[Exercise aim]: Set down, in full, every record in the block.

[Begin]

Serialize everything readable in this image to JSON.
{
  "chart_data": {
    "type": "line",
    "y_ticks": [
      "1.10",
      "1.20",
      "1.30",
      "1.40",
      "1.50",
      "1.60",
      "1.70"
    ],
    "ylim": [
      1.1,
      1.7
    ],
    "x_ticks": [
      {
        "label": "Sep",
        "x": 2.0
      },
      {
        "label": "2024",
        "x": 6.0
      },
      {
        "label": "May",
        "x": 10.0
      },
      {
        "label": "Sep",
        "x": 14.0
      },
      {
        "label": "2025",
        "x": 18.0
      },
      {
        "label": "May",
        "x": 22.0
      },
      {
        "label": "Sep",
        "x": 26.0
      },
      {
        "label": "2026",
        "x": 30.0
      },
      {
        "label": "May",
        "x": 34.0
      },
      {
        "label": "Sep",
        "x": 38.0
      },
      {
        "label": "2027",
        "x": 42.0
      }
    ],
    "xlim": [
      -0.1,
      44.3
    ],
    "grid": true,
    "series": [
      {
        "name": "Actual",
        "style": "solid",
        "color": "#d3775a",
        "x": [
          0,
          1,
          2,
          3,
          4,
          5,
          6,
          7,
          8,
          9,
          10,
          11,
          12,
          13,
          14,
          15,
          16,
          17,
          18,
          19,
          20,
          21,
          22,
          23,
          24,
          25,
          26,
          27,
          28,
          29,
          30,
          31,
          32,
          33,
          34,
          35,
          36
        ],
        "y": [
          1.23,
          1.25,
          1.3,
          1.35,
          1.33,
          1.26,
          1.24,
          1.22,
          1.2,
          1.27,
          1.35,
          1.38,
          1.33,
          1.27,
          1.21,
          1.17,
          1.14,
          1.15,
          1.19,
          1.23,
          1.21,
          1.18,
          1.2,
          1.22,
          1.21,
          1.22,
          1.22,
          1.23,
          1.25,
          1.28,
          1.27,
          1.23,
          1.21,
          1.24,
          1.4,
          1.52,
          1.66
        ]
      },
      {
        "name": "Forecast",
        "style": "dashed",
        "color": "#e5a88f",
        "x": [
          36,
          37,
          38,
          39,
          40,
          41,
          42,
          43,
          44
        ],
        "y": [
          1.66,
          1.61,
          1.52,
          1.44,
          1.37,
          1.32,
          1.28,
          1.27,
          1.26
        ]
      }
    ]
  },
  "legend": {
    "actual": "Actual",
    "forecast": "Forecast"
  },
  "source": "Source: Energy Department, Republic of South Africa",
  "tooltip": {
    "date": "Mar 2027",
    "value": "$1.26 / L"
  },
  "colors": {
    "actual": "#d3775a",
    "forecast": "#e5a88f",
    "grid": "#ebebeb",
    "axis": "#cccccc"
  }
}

[End]

[The output]:
Serialize everything readable in this image to JSON.
{
  "chart_data": {
    "type": "line",
    "y_ticks": [
      "1.10",
      "1.20",
      "1.30",
      "1.40",
      "1.50",
      "1.60",
      "1.70"
    ],
    "ylim": [
      1.1,
      1.7
    ],
    "x_ticks": [
      {
        "label": "Sep",
        "x": 2.0
      },
      {
        "label": "2024",
        "x": 6.0
      },
      {
        "label": "May",
        "x": 10.0
      },
      {
        "label": "Sep",
        "x": 14.0
      },
      {
        "label": "2025",
        "x": 18.0
      },
      {
        "label": "May",
        "x": 22.0
      },
      {
        "label": "Sep",
        "x": 26.0
      },
      {
        "label": "2026",
        "x": 30.0
      },
      {
        "label": "May",
        "x": 34.0
      },
      {
        "label": "Sep",
        "x": 38.0
      },
      {
        "label": "2027",
        "x": 42.0
      }
    ],
    "xlim": [
      -0.1,
      44.3
    ],
    "grid": true,
    "series": [
      {
        "name": "Actual",
        "style": "solid",
        "color": "#d3775a",
        "x": [
          0,
          1,
          2,
          3,
          4,
          5,
          6,
          7,
          8,
          9,
          10,
          11,
          12,
          13,
          14,
          15,
          16,
          17,
          18,
          19,
          20,
          21,
          22,
          23,
          24,
          25,
          26,
          27,
          28,
          29,
          30,
          31,
          32,
          33,
          34,
          35,
          36
        ],
        "y": [
          1.23,
          1.25,
          1.3,
          1.35,
          1.33,
          1.26,
          1.24,
          1.22,
          1.2,
          1.27,
          1.35,
          1.38,
          1.33,
          1.27,
          1.21,
          1.17,
          1.14,
          1.15,
          1.19,
          1.23,
          1.21,
          1.18,
          1.2,
          1.22,
          1.21,
          1.22,
          1.22,
          1.23,
          1.25,
          1.28,
          1.27,
          1.23,
          1.21,
          1.24,
          1.4,
          1.52,
          1.66
        ]
      },
      {
        "name": "Forecast",
        "style": "dashed",
        "color": "#e5a88f",
        "x": [
          36,
          37,
          38,
          39,
          40,
          41,
          42,
          43,
          44
        ],
        "y": [
          1.66,
          1.61,
          1.52,
          1.44,
          1.37,
          1.32,
          1.28,
          1.27,
          1.26
        ]
      }
    ]
  },
  "legend": {
    "actual": "Actual",
    "forecast": "Forecast"
  },
  "source": "Source: Energy Department, Republic of South Africa",
  "tooltip": {
    "date": "Mar 2027",
    "value": "$1.26 / L"
  },
  "colors": {
    "actual": "#d3775a",
    "forecast": "#e5a88f",
    "grid": "#ebebeb",
    "axis": "#cccccc"
  }
}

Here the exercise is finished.